╭─ 給定文段
美哉,鍾馗

相貌堂堂的鍾馗,在京城舍身抗暴,變作驅魔大神,一改往日的風流俊雅。紅麵奓須,瞪目如炬,狼腰虎體,猙獰可怖。雖身為鬼神,仍牽掛著孤苦伶仃的胞妹,深夜回家,勸妹出嫁,卻又擔心自己這副醜惡的容形嚇壞小妹……

裴豔玲做出一係列的身段,將鍾馗的遊移、盤旋、渴望與妹妹團聚,卻又不敢貿然叫門的神態表現得準確而又生動,精微獨到地活畫出“物是人非倍傷情”的鍾馗——一個有深重人情味兒的鬼神,濃墨重彩地渲染出悲劇氣氛。譙樓起更,鍾馗不得不上前叫門,小心翼翼,壓低聲音:“妹妹不要害怕,我是你哥哥……鍾馗……回來了……”

我感到眼窩發熱。
╰─
▸ 題目要求: 請續寫這篇談鍾馗的文段,從「我感到眼窩發熱。」之後接著寫下去。 以下條目是另外一份獨立的材料。
╭─ 提供資料
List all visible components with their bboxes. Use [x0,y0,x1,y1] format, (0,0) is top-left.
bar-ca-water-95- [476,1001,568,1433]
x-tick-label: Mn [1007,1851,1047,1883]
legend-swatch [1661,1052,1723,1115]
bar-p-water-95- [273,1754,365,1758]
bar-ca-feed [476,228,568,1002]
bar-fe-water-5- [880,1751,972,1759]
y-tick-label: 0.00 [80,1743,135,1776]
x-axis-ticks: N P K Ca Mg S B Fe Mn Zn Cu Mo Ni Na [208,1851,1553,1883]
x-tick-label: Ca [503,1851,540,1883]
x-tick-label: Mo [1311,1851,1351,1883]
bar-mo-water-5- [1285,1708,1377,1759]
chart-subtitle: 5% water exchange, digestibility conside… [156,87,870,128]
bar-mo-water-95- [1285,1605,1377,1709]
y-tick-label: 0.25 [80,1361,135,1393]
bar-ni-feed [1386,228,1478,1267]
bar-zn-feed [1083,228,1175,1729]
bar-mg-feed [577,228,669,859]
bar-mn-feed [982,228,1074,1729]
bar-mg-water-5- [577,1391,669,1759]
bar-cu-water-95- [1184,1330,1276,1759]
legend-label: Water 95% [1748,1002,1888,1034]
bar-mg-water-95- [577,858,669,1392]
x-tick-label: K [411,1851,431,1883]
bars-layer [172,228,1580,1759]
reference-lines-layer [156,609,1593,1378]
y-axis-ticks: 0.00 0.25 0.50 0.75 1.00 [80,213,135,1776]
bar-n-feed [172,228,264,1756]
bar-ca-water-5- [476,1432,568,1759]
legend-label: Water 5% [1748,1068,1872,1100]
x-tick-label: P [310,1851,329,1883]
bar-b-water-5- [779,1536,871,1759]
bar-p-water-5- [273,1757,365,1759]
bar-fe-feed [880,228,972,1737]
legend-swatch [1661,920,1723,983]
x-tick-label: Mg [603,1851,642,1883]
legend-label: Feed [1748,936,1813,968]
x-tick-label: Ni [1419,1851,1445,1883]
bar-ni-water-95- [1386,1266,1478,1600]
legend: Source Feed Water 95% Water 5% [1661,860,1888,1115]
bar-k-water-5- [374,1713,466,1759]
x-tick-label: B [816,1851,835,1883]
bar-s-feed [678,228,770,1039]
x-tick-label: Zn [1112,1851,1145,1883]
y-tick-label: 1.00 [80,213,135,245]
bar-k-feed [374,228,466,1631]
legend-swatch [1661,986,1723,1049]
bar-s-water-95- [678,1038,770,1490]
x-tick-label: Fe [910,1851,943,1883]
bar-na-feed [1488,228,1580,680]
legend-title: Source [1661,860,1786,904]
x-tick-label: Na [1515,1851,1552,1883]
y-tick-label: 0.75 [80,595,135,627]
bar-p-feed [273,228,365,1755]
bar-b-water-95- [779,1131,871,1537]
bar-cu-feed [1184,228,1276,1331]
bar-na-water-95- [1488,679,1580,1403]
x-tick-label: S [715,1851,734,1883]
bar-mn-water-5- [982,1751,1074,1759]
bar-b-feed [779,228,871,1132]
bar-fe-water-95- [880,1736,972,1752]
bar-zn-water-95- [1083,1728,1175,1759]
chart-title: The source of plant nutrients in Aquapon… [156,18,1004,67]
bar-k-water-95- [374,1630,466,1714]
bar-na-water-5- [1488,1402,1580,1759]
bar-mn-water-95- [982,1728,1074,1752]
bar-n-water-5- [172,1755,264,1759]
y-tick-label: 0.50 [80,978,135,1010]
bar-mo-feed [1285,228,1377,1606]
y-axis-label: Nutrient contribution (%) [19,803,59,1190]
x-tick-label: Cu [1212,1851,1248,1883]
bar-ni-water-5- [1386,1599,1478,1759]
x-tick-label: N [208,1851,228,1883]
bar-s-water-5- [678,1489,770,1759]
╰─
▸ 回答:
兄妹相對而泣,訴說人世不平,其聲其情震撼著我的心靈。鍾馗的大段梆子腔中,糅進了某些昆曲的韻味,愈增其悲涼和激憤。我接受了這音色壯美的新唱腔,沒有感到它不是河北梆子,也沒有覺得有絲毫的不舒服,相反的倒發現河北梆子音樂原來有著這般極為豐富而強大的表現力!我甚至想到了交響樂的效果。我反對河北梆子模仿或靠攏交響樂。但梆子腔的渾厚、雄闊、高亢、蒼涼以及瞬息萬變的豐富性和爆發性,是獨具的優勢,是其他音樂形式所無法比擬的。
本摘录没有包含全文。